Aim of the exercise.
In the entries below, count every line containing "Chancery". Return the number and nothing else.

** Start of Data for the task **

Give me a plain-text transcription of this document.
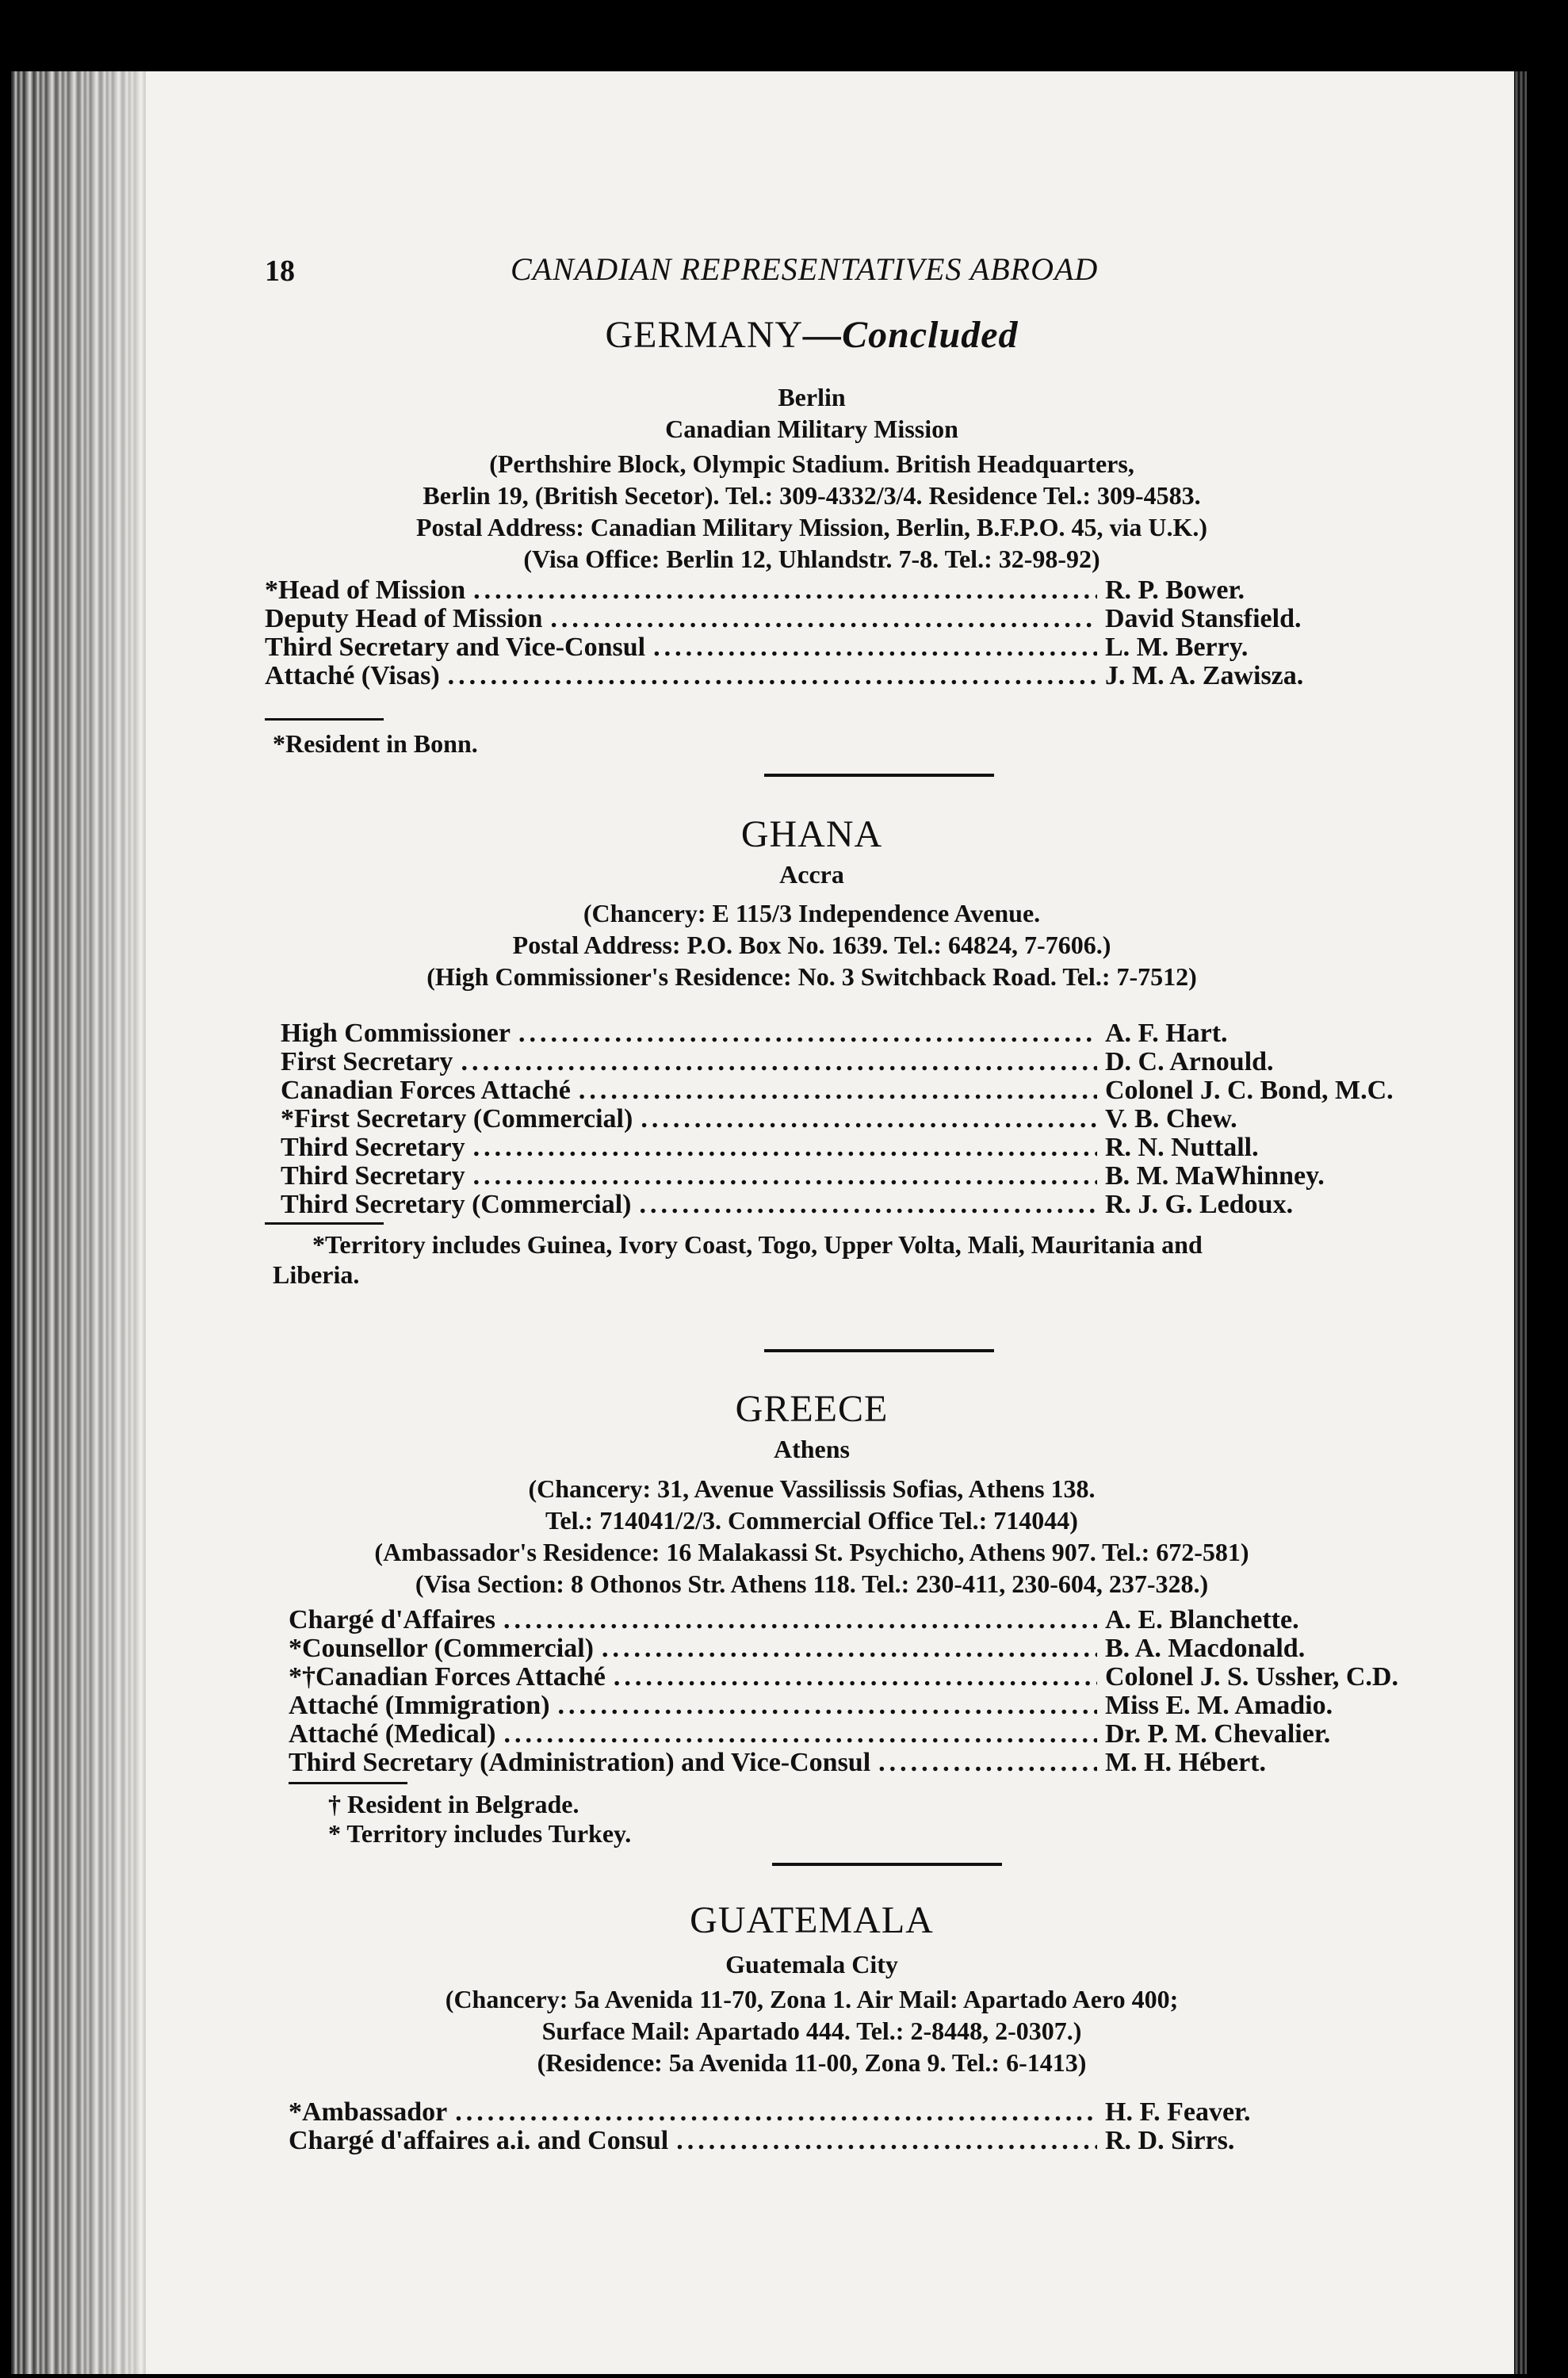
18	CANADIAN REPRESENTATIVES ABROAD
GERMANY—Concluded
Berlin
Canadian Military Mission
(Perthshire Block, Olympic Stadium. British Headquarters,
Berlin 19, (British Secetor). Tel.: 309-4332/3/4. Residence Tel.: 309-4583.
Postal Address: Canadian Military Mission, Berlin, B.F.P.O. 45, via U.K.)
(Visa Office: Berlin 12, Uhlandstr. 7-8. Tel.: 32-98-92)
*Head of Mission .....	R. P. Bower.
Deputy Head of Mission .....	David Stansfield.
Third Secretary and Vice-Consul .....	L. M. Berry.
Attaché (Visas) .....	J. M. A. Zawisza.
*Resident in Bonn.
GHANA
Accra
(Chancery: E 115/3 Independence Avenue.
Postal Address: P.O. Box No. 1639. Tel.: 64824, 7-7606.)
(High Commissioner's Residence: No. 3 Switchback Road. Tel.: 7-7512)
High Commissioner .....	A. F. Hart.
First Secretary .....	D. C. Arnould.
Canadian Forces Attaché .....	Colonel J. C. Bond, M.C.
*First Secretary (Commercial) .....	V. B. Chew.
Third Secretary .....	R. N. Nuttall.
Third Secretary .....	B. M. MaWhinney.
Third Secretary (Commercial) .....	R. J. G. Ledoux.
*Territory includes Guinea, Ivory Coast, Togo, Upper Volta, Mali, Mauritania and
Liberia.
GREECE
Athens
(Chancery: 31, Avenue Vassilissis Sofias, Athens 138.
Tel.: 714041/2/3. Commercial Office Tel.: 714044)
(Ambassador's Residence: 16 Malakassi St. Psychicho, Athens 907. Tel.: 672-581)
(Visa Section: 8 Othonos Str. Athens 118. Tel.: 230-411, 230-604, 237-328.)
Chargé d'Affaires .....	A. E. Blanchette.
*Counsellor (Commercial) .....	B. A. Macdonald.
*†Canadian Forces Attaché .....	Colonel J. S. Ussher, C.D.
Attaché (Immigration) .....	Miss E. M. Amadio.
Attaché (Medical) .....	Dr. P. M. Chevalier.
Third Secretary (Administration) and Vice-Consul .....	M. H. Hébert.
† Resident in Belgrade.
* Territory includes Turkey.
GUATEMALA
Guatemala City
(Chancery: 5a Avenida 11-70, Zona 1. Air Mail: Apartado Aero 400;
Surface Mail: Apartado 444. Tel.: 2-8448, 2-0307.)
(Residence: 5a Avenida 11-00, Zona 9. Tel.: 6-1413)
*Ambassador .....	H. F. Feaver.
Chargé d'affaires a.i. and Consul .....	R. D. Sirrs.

** End of Data for the task **

Answer.
3